Written problem: Copy out every line of the listing below exactly, without changing anything.

Information shown:
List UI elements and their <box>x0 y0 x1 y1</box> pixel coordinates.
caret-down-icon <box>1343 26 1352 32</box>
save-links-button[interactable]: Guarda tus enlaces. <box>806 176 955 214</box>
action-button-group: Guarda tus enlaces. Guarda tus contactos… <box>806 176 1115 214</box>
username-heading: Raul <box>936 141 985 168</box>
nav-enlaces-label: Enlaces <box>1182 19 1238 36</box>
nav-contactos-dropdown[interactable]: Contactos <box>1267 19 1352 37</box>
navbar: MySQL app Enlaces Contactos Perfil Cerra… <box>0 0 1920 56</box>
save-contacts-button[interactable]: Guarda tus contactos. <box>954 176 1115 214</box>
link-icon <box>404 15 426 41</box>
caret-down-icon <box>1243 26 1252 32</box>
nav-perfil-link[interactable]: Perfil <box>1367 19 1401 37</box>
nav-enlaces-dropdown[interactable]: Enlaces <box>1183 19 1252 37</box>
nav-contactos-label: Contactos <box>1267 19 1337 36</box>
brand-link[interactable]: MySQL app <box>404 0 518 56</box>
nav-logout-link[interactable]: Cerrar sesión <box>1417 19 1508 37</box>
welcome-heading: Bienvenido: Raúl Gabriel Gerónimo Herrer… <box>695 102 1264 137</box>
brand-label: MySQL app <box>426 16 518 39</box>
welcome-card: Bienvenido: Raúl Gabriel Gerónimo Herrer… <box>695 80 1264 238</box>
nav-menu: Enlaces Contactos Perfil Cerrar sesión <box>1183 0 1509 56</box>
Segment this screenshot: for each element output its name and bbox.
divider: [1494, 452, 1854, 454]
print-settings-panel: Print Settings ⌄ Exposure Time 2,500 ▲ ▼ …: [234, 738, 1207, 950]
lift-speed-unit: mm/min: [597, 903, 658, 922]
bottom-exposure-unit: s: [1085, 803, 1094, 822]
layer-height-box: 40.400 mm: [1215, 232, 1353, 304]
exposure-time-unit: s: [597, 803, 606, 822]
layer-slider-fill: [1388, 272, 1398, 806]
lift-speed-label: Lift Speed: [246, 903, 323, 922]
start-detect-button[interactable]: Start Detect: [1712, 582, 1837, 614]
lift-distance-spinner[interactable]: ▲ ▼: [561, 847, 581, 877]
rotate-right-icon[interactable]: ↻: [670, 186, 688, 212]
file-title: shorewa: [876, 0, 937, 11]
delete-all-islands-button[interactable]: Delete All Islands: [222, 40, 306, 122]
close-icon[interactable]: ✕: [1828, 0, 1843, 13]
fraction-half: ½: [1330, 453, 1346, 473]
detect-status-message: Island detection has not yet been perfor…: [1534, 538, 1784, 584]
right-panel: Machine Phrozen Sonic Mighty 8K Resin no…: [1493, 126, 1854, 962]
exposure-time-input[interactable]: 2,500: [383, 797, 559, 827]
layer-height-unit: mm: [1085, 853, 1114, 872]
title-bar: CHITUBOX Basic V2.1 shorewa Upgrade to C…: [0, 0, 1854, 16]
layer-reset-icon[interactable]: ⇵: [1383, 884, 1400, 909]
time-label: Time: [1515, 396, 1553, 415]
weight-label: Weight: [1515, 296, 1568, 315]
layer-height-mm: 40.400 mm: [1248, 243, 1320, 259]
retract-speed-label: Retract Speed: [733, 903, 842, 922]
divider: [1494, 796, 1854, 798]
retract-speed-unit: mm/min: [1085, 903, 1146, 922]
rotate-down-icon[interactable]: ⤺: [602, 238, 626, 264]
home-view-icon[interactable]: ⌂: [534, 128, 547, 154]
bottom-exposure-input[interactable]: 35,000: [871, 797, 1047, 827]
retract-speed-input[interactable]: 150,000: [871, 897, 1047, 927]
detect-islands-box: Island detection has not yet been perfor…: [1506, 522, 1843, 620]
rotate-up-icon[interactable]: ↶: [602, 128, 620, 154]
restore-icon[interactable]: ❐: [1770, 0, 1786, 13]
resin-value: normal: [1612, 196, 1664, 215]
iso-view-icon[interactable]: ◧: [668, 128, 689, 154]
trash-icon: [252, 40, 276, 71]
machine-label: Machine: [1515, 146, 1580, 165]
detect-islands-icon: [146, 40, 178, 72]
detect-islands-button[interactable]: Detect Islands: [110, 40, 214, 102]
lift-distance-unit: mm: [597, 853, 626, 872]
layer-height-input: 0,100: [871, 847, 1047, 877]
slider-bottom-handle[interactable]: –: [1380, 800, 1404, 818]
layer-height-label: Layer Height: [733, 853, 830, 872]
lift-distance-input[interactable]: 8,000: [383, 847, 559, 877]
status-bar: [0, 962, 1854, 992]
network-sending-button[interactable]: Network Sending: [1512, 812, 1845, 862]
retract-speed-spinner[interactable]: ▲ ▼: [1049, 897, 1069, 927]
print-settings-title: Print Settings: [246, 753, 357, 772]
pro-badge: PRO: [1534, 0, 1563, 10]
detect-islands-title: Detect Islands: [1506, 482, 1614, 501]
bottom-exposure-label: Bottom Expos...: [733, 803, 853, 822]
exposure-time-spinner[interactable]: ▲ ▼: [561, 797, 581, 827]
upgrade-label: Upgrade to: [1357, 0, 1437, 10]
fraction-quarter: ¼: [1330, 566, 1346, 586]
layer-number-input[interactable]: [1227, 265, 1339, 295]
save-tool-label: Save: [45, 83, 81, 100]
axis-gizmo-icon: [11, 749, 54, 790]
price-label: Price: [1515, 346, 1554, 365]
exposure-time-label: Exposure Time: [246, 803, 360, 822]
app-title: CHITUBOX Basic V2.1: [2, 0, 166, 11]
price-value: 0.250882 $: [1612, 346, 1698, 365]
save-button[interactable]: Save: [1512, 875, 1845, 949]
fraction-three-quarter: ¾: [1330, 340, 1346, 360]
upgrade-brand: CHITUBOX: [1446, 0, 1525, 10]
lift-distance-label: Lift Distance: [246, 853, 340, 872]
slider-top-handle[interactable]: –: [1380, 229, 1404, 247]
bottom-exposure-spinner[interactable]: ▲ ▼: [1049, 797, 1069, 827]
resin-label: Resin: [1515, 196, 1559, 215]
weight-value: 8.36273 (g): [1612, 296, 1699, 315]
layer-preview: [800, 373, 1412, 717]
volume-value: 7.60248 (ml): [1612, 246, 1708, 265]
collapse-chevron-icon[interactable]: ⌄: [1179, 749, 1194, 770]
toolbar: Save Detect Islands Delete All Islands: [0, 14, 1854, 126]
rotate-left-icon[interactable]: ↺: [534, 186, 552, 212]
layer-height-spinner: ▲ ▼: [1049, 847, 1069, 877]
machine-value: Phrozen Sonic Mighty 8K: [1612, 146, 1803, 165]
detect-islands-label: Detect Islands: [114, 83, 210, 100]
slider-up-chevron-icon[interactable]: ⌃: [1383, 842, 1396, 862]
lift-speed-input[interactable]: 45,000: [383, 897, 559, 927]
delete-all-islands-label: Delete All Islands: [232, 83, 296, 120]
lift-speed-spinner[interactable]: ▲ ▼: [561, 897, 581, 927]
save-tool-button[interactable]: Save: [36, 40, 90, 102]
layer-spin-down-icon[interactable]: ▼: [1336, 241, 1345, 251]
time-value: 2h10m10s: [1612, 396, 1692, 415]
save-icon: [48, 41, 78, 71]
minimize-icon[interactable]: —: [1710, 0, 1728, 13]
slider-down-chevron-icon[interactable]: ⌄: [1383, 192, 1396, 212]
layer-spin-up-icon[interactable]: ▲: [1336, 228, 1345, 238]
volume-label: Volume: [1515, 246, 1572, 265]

Exercise result:
List UI elements and their <box>x0 y0 x1 y1</box> pixel coordinates.
caret-down-icon <box>1343 26 1352 32</box>
save-links-button[interactable]: Guarda tus enlaces. <box>806 176 955 214</box>
action-button-group: Guarda tus enlaces. Guarda tus contactos… <box>806 176 1115 214</box>
username-heading: Raul <box>936 141 985 168</box>
nav-enlaces-label: Enlaces <box>1182 19 1238 36</box>
nav-contactos-dropdown[interactable]: Contactos <box>1267 19 1352 37</box>
navbar: MySQL app Enlaces Contactos Perfil Cerra… <box>0 0 1920 56</box>
save-contacts-button[interactable]: Guarda tus contactos. <box>954 176 1115 214</box>
link-icon <box>404 15 426 41</box>
caret-down-icon <box>1243 26 1252 32</box>
nav-perfil-link[interactable]: Perfil <box>1367 19 1401 37</box>
nav-enlaces-dropdown[interactable]: Enlaces <box>1183 19 1252 37</box>
nav-contactos-label: Contactos <box>1267 19 1337 36</box>
brand-link[interactable]: MySQL app <box>404 0 518 56</box>
nav-logout-link[interactable]: Cerrar sesión <box>1417 19 1508 37</box>
welcome-heading: Bienvenido: Raúl Gabriel Gerónimo Herrer… <box>695 102 1264 137</box>
brand-label: MySQL app <box>426 16 518 39</box>
welcome-card: Bienvenido: Raúl Gabriel Gerónimo Herrer… <box>695 80 1264 238</box>
nav-menu: Enlaces Contactos Perfil Cerrar sesión <box>1183 0 1509 56</box>
Segment this screenshot: for each element output its name and bbox.
divider: [1494, 452, 1854, 454]
print-settings-panel: Print Settings ⌄ Exposure Time 2,500 ▲ ▼ …: [234, 738, 1207, 950]
lift-speed-unit: mm/min: [597, 903, 658, 922]
bottom-exposure-unit: s: [1085, 803, 1094, 822]
layer-height-box: 40.400 mm: [1215, 232, 1353, 304]
exposure-time-unit: s: [597, 803, 606, 822]
layer-slider-fill: [1388, 272, 1398, 806]
lift-speed-label: Lift Speed: [246, 903, 323, 922]
start-detect-button[interactable]: Start Detect: [1712, 582, 1837, 614]
lift-distance-spinner[interactable]: ▲ ▼: [561, 847, 581, 877]
rotate-right-icon[interactable]: ↻: [670, 186, 688, 212]
file-title: shorewa: [876, 0, 937, 11]
delete-all-islands-button[interactable]: Delete All Islands: [222, 40, 306, 122]
close-icon[interactable]: ✕: [1828, 0, 1843, 13]
fraction-half: ½: [1330, 453, 1346, 473]
detect-status-message: Island detection has not yet been perfor…: [1534, 538, 1784, 584]
right-panel: Machine Phrozen Sonic Mighty 8K Resin no…: [1493, 126, 1854, 962]
exposure-time-input[interactable]: 2,500: [383, 797, 559, 827]
layer-height-unit: mm: [1085, 853, 1114, 872]
title-bar: CHITUBOX Basic V2.1 shorewa Upgrade to C…: [0, 0, 1854, 16]
layer-reset-icon[interactable]: ⇵: [1383, 884, 1400, 909]
time-label: Time: [1515, 396, 1553, 415]
weight-label: Weight: [1515, 296, 1568, 315]
layer-height-mm: 40.400 mm: [1248, 243, 1320, 259]
retract-speed-label: Retract Speed: [733, 903, 842, 922]
divider: [1494, 796, 1854, 798]
retract-speed-unit: mm/min: [1085, 903, 1146, 922]
rotate-down-icon[interactable]: ⤺: [602, 238, 626, 264]
home-view-icon[interactable]: ⌂: [534, 128, 547, 154]
bottom-exposure-input[interactable]: 35,000: [871, 797, 1047, 827]
retract-speed-input[interactable]: 150,000: [871, 897, 1047, 927]
detect-islands-box: Island detection has not yet been perfor…: [1506, 522, 1843, 620]
rotate-up-icon[interactable]: ↶: [602, 128, 620, 154]
restore-icon[interactable]: ❐: [1770, 0, 1786, 13]
resin-value: normal: [1612, 196, 1664, 215]
iso-view-icon[interactable]: ◧: [668, 128, 689, 154]
trash-icon: [252, 40, 276, 71]
machine-label: Machine: [1515, 146, 1580, 165]
detect-islands-icon: [146, 40, 178, 72]
detect-islands-button[interactable]: Detect Islands: [110, 40, 214, 102]
lift-distance-unit: mm: [597, 853, 626, 872]
layer-height-input: 0,100: [871, 847, 1047, 877]
slider-bottom-handle[interactable]: –: [1380, 800, 1404, 818]
layer-height-label: Layer Height: [733, 853, 830, 872]
lift-distance-input[interactable]: 8,000: [383, 847, 559, 877]
status-bar: [0, 962, 1854, 992]
network-sending-button[interactable]: Network Sending: [1512, 812, 1845, 862]
retract-speed-spinner[interactable]: ▲ ▼: [1049, 897, 1069, 927]
print-settings-title: Print Settings: [246, 753, 357, 772]
pro-badge: PRO: [1534, 0, 1563, 10]
detect-islands-title: Detect Islands: [1506, 482, 1614, 501]
bottom-exposure-label: Bottom Expos...: [733, 803, 853, 822]
exposure-time-spinner[interactable]: ▲ ▼: [561, 797, 581, 827]
upgrade-label: Upgrade to: [1357, 0, 1437, 10]
fraction-quarter: ¼: [1330, 566, 1346, 586]
layer-number-input[interactable]: [1227, 265, 1339, 295]
save-tool-label: Save: [45, 83, 81, 100]
axis-gizmo-icon: [11, 749, 54, 790]
price-label: Price: [1515, 346, 1554, 365]
exposure-time-label: Exposure Time: [246, 803, 360, 822]
app-title: CHITUBOX Basic V2.1: [2, 0, 166, 11]
price-value: 0.250882 $: [1612, 346, 1698, 365]
save-button[interactable]: Save: [1512, 875, 1845, 949]
fraction-three-quarter: ¾: [1330, 340, 1346, 360]
upgrade-brand: CHITUBOX: [1446, 0, 1525, 10]
lift-distance-label: Lift Distance: [246, 853, 340, 872]
slider-top-handle[interactable]: –: [1380, 229, 1404, 247]
bottom-exposure-spinner[interactable]: ▲ ▼: [1049, 797, 1069, 827]
resin-label: Resin: [1515, 196, 1559, 215]
weight-value: 8.36273 (g): [1612, 296, 1699, 315]
layer-preview: [800, 373, 1412, 717]
volume-value: 7.60248 (ml): [1612, 246, 1708, 265]
collapse-chevron-icon[interactable]: ⌄: [1179, 749, 1194, 770]
toolbar: Save Detect Islands Delete All Islands: [0, 14, 1854, 126]
rotate-left-icon[interactable]: ↺: [534, 186, 552, 212]
layer-height-spinner: ▲ ▼: [1049, 847, 1069, 877]
machine-value: Phrozen Sonic Mighty 8K: [1612, 146, 1803, 165]
detect-islands-label: Detect Islands: [114, 83, 210, 100]
slider-up-chevron-icon[interactable]: ⌃: [1383, 842, 1396, 862]
lift-speed-input[interactable]: 45,000: [383, 897, 559, 927]
delete-all-islands-label: Delete All Islands: [232, 83, 296, 120]
lift-speed-spinner[interactable]: ▲ ▼: [561, 897, 581, 927]
save-tool-button[interactable]: Save: [36, 40, 90, 102]
layer-spin-down-icon[interactable]: ▼: [1336, 241, 1345, 251]
time-value: 2h10m10s: [1612, 396, 1692, 415]
save-icon: [48, 41, 78, 71]
minimize-icon[interactable]: —: [1710, 0, 1728, 13]
slider-down-chevron-icon[interactable]: ⌄: [1383, 192, 1396, 212]
layer-spin-up-icon[interactable]: ▲: [1336, 228, 1345, 238]
volume-label: Volume: [1515, 246, 1572, 265]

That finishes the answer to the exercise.